## DO THIS
Using the data beneath, show every line that includes the word "aération".

##############################

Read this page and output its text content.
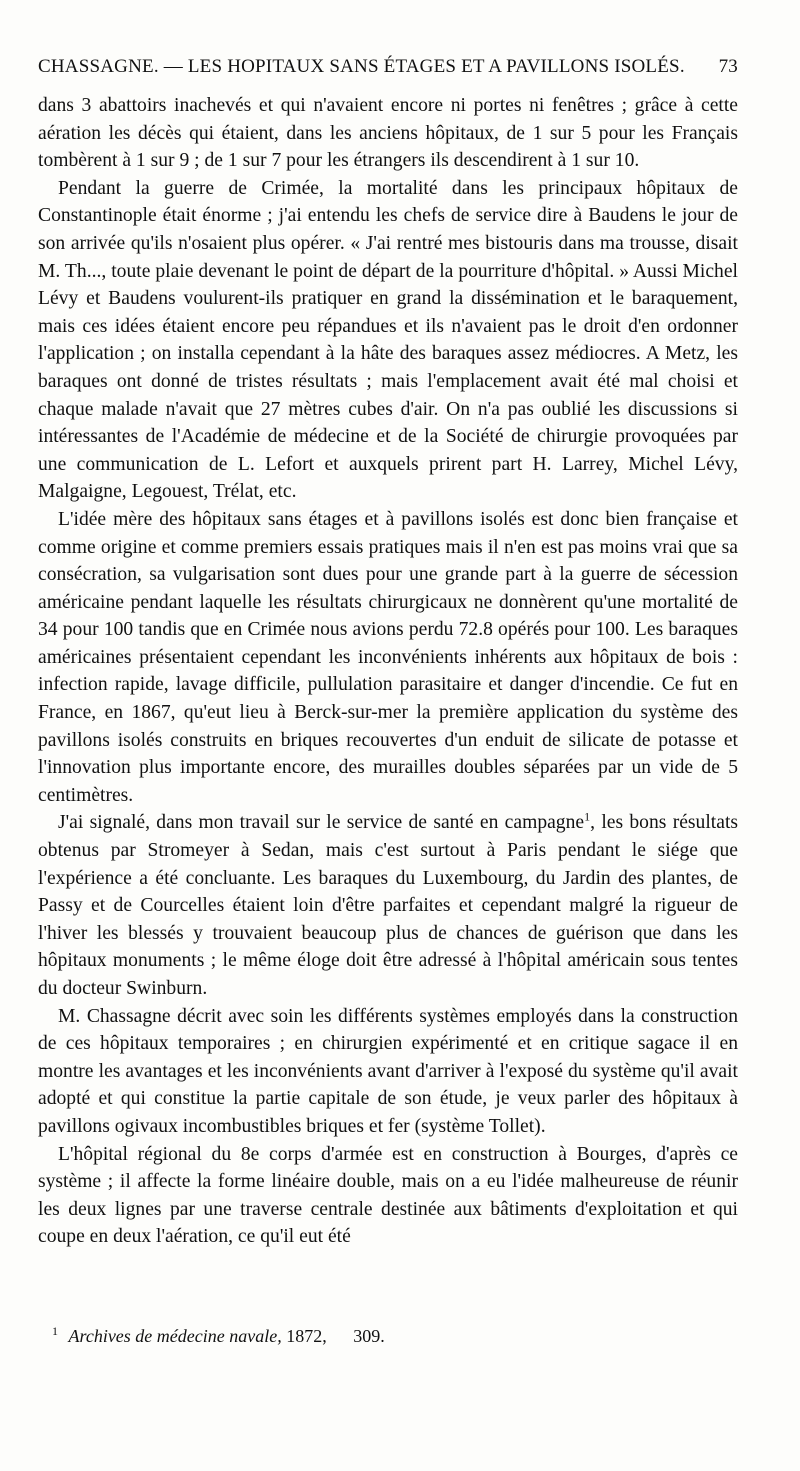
CHASSAGNE. — LES HOPITAUX SANS ÉTAGES ET A PAVILLONS ISOLÉS. 73

dans 3 abattoirs inachevés et qui n'avaient encore ni portes ni fenêtres ; grâce à cette aération les décès qui étaient, dans les anciens hôpitaux, de 1 sur 5 pour les Français tombèrent à 1 sur 9 ; de 1 sur 7 pour les étrangers ils descendirent à 1 sur 10.

Pendant la guerre de Crimée, la mortalité dans les principaux hôpitaux de Constantinople était énorme ; j'ai entendu les chefs de service dire à Baudens le jour de son arrivée qu'ils n'osaient plus opérer. « J'ai rentré mes bistouris dans ma trousse, disait M. Th..., toute plaie devenant le point de départ de la pourriture d'hôpital. » Aussi Michel Lévy et Baudens voulurent-ils pratiquer en grand la dissémination et le baraquement, mais ces idées étaient encore peu répandues et ils n'avaient pas le droit d'en ordonner l'application ; on installa cependant à la hâte des baraques assez médiocres. A Metz, les baraques ont donné de tristes résultats ; mais l'emplacement avait été mal choisi et chaque malade n'avait que 27 mètres cubes d'air. On n'a pas oublié les discussions si intéressantes de l'Académie de médecine et de la Société de chirurgie provoquées par une communication de L. Lefort et auxquels prirent part H. Larrey, Michel Lévy, Malgaigne, Legouest, Trélat, etc.

L'idée mère des hôpitaux sans étages et à pavillons isolés est donc bien française et comme origine et comme premiers essais pratiques mais il n'en est pas moins vrai que sa consécration, sa vulgarisation sont dues pour une grande part à la guerre de sécession américaine pendant laquelle les résultats chirurgicaux ne donnèrent qu'une mortalité de 34 pour 100 tandis que en Crimée nous avions perdu 72.8 opérés pour 100. Les baraques américaines présentaient cependant les inconvénients inhérents aux hôpitaux de bois : infection rapide, lavage difficile, pullulation parasitaire et danger d'incendie. Ce fut en France, en 1867, qu'eut lieu à Berck-sur-mer la première application du système des pavillons isolés construits en briques recouvertes d'un enduit de silicate de potasse et l'innovation plus importante encore, des murailles doubles séparées par un vide de 5 centimètres.

J'ai signalé, dans mon travail sur le service de santé en campagne$^1$, les bons résultats obtenus par Stromeyer à Sedan, mais c'est surtout à Paris pendant le siége que l'expérience a été concluante. Les baraques du Luxembourg, du Jardin des plantes, de Passy et de Courcelles étaient loin d'être parfaites et cependant malgré la rigueur de l'hiver les blessés y trouvaient beaucoup plus de chances de guérison que dans les hôpitaux monuments ; le même éloge doit être adressé à l'hôpital américain sous tentes du docteur Swinburn.

M. Chassagne décrit avec soin les différents systèmes employés dans la construction de ces hôpitaux temporaires ; en chirurgien expérimenté et en critique sagace il en montre les avantages et les inconvénients avant d'arriver à l'exposé du système qu'il avait adopté et qui constitue la partie capitale de son étude, je veux parler des hôpitaux à pavillons ogivaux incombustibles briques et fer (système Tollet).

L'hôpital régional du 8e corps d'armée est en construction à Bourges, d'après ce système ; il affecte la forme linéaire double, mais on a eu l'idée malheureuse de réunir les deux lignes par une traverse centrale destinée aux bâtiments d'exploitation et qui coupe en deux l'aération, ce qu'il eut été

$^1$ Archives de médecine navale, 1872, 309.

##############################

## ANSWER TO THIS EXERCISE
dans 3 abattoirs inachevés et qui n'avaient encore ni portes ni fenêtres ; grâce à cette aération les décès qui étaient, dans les anciens hôpitaux, de 1 sur 5 pour les Français tombèrent à 1 sur 9 ; de 1 sur 7 pour les étrangers ils descendirent à 1 sur 10.
L'hôpital régional du 8e corps d'armée est en construction à Bourges, d'après ce système ; il affecte la forme linéaire double, mais on a eu l'idée malheureuse de réunir les deux lignes par une traverse centrale destinée aux bâtiments d'exploitation et qui coupe en deux l'aération, ce qu'il eut été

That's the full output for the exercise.